Written request
Collect each line holding the string "icon".

Records
⁂
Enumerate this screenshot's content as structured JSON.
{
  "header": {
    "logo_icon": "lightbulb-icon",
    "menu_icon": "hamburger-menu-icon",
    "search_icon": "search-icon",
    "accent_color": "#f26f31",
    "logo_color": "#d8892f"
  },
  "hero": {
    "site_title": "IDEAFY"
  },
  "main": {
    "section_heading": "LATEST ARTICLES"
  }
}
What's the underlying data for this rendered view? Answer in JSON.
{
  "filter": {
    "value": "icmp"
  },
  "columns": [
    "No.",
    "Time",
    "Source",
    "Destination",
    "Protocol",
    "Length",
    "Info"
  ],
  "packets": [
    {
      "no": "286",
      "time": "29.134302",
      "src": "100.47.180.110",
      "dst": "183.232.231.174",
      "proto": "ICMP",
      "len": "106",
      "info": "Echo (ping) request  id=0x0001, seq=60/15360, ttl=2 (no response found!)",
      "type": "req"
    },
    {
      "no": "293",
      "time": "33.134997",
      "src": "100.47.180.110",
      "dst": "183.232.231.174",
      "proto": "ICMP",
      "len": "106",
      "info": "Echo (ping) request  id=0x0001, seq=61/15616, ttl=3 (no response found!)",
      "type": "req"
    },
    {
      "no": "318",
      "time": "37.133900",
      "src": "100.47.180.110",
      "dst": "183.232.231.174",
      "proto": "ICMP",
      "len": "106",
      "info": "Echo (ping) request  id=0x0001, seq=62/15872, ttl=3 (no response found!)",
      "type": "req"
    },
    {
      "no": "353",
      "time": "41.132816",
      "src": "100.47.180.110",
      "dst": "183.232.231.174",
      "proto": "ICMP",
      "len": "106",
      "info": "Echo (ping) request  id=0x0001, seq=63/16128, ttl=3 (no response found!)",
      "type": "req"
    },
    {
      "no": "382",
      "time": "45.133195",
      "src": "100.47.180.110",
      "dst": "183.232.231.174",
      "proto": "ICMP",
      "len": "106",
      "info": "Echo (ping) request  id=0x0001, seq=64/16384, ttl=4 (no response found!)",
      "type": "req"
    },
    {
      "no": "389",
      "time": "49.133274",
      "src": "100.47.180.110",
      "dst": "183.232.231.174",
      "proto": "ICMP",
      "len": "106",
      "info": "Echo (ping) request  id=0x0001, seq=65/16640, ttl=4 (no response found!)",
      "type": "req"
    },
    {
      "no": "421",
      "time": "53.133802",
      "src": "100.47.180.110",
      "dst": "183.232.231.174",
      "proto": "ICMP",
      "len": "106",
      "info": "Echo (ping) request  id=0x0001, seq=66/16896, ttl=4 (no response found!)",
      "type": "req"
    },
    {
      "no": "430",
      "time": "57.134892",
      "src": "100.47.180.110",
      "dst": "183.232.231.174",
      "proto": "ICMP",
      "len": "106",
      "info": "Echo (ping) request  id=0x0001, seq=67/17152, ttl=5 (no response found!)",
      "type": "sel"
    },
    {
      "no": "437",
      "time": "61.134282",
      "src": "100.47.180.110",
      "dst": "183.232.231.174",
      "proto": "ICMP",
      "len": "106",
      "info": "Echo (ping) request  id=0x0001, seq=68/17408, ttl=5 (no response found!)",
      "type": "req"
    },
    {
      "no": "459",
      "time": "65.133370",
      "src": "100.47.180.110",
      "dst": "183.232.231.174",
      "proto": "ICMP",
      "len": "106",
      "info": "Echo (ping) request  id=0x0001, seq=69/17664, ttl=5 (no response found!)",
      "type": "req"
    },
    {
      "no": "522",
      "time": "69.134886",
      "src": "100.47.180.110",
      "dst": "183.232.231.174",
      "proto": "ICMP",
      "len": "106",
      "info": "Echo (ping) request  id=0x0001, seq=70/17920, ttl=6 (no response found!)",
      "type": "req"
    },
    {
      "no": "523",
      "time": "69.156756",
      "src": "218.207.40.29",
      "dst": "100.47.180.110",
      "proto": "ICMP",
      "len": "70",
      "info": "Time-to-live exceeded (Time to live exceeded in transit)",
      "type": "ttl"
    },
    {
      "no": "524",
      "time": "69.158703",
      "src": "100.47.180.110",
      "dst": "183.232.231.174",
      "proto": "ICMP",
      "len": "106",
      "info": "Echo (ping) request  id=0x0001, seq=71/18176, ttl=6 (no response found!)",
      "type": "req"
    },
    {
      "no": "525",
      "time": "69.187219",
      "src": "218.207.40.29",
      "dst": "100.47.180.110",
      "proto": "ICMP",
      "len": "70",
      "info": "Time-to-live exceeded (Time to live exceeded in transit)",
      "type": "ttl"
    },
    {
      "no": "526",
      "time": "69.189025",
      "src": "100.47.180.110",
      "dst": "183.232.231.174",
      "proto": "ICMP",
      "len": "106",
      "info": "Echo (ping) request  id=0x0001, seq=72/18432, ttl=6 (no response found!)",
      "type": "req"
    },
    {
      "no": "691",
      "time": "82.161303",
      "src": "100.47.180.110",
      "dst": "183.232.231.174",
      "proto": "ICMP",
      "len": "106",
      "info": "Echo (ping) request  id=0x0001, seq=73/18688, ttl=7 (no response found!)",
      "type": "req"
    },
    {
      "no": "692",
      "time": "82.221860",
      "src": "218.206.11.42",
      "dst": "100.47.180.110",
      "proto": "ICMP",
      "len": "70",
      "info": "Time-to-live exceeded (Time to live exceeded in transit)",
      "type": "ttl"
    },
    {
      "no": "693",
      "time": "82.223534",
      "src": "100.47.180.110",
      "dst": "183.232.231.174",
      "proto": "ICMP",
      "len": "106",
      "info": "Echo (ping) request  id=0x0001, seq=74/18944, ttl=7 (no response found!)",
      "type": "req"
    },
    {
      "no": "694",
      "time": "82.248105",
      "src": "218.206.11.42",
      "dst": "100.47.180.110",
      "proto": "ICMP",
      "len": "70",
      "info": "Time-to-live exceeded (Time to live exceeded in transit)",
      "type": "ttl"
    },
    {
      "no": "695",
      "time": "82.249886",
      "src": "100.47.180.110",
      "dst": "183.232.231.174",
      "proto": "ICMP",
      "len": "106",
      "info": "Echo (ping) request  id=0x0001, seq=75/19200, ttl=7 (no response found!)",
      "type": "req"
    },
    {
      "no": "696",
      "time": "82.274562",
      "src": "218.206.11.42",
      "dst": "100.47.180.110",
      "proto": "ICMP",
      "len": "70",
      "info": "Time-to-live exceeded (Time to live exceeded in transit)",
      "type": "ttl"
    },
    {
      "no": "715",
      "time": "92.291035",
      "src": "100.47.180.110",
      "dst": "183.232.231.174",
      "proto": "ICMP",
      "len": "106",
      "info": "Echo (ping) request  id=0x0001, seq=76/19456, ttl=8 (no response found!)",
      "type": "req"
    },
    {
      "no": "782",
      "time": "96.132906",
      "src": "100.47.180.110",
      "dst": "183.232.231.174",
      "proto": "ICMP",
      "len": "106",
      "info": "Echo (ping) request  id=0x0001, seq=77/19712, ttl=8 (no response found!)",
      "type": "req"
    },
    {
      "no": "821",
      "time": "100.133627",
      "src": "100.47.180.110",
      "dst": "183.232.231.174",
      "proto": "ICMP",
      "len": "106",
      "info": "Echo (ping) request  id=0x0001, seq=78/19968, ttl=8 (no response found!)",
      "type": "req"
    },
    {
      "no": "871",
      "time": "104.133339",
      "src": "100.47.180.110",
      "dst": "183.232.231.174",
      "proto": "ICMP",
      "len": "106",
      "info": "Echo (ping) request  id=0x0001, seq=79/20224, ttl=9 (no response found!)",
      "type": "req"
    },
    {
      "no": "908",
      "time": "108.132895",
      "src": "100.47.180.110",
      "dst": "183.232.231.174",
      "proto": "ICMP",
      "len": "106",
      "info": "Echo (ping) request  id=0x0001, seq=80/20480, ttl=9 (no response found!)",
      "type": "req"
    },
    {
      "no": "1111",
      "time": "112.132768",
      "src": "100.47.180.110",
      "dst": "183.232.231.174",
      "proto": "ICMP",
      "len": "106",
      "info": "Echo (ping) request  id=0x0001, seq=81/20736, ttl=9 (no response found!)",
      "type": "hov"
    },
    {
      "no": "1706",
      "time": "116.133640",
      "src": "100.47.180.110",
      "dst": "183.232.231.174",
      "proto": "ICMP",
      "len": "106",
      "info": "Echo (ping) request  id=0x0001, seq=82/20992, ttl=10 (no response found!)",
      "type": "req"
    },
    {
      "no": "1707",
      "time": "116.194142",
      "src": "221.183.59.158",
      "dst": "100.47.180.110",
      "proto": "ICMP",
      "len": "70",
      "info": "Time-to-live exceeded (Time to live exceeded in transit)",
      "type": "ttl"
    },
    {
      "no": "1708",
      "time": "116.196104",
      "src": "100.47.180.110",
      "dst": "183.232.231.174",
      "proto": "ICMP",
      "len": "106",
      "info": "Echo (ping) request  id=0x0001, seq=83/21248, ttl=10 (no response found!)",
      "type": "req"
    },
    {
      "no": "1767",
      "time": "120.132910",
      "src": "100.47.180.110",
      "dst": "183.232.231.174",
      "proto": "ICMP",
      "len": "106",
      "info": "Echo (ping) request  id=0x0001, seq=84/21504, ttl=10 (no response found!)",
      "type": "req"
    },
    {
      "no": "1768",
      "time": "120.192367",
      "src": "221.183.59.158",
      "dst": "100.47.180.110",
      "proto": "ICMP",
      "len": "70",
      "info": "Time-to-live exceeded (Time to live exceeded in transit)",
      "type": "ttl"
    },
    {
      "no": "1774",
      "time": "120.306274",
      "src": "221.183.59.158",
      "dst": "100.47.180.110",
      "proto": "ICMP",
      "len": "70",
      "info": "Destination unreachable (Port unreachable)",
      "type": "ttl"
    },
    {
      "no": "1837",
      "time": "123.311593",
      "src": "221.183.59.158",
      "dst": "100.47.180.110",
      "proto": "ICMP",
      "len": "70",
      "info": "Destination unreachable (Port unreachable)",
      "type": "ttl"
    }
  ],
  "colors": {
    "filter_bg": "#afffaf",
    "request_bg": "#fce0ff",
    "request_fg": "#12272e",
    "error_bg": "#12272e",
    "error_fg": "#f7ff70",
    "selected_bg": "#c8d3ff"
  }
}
⁂
Task output
    "logo_icon": "lightbulb-icon",
    "menu_icon": "hamburger-menu-icon",
    "search_icon": "search-icon",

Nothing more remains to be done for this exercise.